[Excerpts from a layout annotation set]
*****
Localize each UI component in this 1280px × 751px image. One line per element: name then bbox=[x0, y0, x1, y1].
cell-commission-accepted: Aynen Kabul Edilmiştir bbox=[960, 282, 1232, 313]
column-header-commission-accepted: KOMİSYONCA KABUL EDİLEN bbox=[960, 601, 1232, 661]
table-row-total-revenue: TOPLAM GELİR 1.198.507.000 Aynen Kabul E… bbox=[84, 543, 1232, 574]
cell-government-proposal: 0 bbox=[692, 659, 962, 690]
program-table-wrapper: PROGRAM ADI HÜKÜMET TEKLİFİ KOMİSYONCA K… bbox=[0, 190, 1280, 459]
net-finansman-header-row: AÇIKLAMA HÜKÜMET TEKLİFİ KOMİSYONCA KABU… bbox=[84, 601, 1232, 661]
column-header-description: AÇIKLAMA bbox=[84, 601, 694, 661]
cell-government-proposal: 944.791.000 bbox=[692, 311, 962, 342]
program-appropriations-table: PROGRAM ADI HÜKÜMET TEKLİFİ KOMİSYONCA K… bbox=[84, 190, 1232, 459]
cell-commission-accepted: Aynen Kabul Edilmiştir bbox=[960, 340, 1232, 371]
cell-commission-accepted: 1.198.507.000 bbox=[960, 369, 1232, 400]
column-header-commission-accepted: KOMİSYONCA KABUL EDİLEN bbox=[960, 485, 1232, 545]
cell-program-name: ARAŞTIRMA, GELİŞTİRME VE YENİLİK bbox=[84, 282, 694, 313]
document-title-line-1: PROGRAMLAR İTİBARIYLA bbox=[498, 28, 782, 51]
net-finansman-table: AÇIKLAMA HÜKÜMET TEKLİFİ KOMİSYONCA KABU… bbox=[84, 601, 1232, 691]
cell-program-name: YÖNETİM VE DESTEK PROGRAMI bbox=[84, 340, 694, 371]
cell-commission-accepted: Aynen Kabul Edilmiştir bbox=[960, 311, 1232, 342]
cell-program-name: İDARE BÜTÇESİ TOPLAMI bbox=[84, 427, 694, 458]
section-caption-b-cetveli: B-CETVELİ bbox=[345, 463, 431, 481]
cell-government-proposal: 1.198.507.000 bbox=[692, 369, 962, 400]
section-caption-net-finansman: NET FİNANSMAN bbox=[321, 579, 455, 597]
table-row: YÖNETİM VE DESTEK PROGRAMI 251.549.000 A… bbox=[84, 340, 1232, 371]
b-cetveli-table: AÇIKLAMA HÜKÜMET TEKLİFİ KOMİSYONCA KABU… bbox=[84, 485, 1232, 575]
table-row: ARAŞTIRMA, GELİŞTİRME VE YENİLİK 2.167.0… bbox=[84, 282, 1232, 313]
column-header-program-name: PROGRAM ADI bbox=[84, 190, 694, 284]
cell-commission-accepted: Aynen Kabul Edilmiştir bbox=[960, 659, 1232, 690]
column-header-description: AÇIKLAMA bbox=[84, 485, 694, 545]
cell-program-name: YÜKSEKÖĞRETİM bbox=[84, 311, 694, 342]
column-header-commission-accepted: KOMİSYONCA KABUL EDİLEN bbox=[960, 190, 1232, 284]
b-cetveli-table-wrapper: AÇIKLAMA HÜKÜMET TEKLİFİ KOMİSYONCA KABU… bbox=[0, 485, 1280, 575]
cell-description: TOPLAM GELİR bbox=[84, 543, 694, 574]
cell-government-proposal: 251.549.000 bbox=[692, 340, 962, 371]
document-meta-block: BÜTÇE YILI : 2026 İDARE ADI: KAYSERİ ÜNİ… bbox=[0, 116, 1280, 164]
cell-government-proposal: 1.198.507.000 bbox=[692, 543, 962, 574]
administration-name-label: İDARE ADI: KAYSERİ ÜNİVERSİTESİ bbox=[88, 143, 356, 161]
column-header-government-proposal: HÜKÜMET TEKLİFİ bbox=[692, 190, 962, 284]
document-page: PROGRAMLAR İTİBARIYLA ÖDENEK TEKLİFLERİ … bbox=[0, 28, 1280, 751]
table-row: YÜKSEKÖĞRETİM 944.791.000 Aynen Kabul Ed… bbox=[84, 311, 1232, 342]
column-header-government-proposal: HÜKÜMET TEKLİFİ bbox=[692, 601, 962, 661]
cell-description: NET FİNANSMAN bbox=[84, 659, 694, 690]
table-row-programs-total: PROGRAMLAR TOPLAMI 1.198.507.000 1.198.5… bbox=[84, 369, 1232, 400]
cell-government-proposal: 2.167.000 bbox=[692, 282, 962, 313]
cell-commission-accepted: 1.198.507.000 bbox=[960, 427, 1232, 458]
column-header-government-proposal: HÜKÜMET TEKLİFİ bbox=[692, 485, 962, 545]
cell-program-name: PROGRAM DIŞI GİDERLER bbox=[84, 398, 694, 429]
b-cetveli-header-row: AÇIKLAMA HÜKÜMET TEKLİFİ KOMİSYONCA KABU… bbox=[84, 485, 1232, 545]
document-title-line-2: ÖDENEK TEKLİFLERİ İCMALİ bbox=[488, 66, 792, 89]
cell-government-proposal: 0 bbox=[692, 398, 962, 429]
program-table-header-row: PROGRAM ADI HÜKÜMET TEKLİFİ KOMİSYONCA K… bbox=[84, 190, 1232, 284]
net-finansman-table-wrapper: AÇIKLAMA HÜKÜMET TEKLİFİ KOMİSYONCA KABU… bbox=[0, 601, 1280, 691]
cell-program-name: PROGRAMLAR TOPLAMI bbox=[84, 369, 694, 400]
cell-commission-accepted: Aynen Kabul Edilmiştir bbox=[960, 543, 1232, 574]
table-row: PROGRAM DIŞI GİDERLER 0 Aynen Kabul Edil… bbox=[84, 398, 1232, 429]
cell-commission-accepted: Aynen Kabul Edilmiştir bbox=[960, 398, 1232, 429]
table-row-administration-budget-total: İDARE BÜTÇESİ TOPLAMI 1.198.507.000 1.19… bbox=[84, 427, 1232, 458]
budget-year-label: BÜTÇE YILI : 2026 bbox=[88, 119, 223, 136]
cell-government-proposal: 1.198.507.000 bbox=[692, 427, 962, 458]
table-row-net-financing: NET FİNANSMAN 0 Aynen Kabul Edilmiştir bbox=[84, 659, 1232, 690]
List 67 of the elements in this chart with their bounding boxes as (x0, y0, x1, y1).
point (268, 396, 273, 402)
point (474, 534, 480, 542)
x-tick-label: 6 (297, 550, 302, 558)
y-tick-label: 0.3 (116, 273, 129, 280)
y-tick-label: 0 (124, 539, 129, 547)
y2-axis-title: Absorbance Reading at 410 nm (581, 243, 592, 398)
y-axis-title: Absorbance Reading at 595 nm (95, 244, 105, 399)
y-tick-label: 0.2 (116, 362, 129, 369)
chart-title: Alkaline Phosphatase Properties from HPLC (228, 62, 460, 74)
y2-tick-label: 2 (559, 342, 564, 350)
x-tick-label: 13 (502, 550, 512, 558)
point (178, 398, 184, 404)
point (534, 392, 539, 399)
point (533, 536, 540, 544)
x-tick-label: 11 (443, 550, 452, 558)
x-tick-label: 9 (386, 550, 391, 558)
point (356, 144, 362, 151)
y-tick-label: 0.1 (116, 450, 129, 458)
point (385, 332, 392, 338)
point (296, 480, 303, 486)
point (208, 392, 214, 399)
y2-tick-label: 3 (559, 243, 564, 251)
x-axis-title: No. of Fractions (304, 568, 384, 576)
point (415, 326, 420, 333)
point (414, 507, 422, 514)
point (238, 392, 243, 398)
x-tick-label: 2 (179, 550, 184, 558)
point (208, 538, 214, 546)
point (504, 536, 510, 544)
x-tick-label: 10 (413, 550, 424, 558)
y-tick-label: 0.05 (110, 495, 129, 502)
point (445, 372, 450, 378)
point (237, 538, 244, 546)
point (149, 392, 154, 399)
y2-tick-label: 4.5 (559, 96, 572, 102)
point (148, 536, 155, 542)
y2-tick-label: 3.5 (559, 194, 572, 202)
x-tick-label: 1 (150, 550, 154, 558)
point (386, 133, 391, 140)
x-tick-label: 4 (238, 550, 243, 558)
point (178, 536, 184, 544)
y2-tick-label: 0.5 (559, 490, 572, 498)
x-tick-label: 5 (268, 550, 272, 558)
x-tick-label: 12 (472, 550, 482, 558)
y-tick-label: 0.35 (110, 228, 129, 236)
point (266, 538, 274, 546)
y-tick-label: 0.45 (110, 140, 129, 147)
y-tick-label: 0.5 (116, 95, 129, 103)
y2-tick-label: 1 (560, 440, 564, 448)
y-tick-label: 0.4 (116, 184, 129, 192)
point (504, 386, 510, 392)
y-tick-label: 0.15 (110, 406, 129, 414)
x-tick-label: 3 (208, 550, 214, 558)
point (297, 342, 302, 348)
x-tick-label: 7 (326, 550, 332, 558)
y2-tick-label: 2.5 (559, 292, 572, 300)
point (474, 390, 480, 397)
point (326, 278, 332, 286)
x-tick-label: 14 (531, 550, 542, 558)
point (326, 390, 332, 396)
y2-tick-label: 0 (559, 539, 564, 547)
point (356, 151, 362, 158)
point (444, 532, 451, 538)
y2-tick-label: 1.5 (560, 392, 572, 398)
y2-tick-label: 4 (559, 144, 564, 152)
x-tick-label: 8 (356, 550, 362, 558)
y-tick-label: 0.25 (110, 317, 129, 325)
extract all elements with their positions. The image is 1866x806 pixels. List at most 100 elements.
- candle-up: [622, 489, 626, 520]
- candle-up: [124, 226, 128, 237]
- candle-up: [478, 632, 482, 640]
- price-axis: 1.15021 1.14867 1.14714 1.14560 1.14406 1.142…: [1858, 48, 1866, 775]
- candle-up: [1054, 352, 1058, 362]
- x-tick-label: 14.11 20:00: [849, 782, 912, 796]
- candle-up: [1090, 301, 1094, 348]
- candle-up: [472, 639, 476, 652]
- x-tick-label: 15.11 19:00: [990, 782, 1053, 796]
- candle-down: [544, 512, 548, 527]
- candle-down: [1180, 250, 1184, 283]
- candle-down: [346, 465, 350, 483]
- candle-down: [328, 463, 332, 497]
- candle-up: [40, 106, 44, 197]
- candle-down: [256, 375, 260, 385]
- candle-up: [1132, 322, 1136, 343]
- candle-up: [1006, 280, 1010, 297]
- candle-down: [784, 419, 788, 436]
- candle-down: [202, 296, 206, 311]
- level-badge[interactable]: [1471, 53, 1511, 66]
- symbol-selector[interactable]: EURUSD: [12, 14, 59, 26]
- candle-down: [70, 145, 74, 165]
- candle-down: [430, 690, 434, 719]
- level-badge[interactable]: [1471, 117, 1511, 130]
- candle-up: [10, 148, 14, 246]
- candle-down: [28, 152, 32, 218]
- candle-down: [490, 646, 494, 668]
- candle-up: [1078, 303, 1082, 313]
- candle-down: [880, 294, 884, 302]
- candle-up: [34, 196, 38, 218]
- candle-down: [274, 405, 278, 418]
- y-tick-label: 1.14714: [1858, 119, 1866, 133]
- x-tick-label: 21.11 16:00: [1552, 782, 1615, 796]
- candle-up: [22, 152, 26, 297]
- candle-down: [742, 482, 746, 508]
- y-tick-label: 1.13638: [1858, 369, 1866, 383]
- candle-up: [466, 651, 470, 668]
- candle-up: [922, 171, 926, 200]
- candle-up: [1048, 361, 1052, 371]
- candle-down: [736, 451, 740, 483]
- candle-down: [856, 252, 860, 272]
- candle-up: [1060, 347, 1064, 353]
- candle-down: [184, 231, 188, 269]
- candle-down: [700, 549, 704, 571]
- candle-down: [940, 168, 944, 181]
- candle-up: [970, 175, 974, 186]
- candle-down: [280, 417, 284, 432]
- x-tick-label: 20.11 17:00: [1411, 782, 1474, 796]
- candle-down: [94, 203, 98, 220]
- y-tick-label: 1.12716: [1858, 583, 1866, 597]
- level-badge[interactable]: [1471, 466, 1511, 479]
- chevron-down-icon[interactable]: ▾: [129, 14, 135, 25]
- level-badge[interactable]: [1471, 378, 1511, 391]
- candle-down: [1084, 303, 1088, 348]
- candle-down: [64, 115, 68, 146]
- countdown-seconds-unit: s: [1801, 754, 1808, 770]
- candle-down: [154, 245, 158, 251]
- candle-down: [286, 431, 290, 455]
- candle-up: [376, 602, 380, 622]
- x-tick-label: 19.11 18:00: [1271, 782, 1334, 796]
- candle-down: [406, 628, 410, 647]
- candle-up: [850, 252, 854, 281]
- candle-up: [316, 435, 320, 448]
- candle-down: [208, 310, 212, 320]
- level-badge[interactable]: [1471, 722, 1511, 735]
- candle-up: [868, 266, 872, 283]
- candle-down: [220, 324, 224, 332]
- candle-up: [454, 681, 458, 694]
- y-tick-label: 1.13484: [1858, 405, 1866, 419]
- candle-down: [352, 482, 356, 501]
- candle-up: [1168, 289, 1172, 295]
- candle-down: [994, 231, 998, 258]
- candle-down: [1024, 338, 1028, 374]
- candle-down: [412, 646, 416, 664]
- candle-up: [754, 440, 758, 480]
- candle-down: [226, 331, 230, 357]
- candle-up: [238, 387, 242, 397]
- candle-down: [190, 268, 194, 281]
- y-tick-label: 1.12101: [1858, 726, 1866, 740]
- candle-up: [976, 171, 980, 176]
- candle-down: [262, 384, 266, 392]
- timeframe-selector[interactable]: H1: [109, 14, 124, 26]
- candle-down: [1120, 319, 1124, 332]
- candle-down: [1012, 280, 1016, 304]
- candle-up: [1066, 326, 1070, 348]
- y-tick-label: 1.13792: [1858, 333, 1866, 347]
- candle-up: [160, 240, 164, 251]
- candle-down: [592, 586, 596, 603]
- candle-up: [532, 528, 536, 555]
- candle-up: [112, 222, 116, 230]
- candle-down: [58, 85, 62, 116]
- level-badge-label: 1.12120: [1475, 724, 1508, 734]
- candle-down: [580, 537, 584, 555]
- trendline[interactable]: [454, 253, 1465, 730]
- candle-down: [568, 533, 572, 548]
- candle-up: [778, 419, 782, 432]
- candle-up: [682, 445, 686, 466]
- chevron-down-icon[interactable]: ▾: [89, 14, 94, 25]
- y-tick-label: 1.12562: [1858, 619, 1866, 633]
*****
**What you will do:** Reproduce the lines from the first line of the records through the line that contains "bbox=[960, 485, 1232, 545]", including both ends.

**Solution to this problem:**
Localize each UI component in this 1280px × 751px image. One line per element: name then bbox=[x0, y0, x1, y1].
cell-commission-accepted: Aynen Kabul Edilmiştir bbox=[960, 282, 1232, 313]
column-header-commission-accepted: KOMİSYONCA KABUL EDİLEN bbox=[960, 601, 1232, 661]
table-row-total-revenue: TOPLAM GELİR 1.198.507.000 Aynen Kabul E… bbox=[84, 543, 1232, 574]
cell-government-proposal: 0 bbox=[692, 659, 962, 690]
program-table-wrapper: PROGRAM ADI HÜKÜMET TEKLİFİ KOMİSYONCA K… bbox=[0, 190, 1280, 459]
net-finansman-header-row: AÇIKLAMA HÜKÜMET TEKLİFİ KOMİSYONCA KABU… bbox=[84, 601, 1232, 661]
column-header-description: AÇIKLAMA bbox=[84, 601, 694, 661]
cell-government-proposal: 944.791.000 bbox=[692, 311, 962, 342]
program-appropriations-table: PROGRAM ADI HÜKÜMET TEKLİFİ KOMİSYONCA K… bbox=[84, 190, 1232, 459]
cell-commission-accepted: Aynen Kabul Edilmiştir bbox=[960, 340, 1232, 371]
cell-commission-accepted: 1.198.507.000 bbox=[960, 369, 1232, 400]
column-header-commission-accepted: KOMİSYONCA KABUL EDİLEN bbox=[960, 485, 1232, 545]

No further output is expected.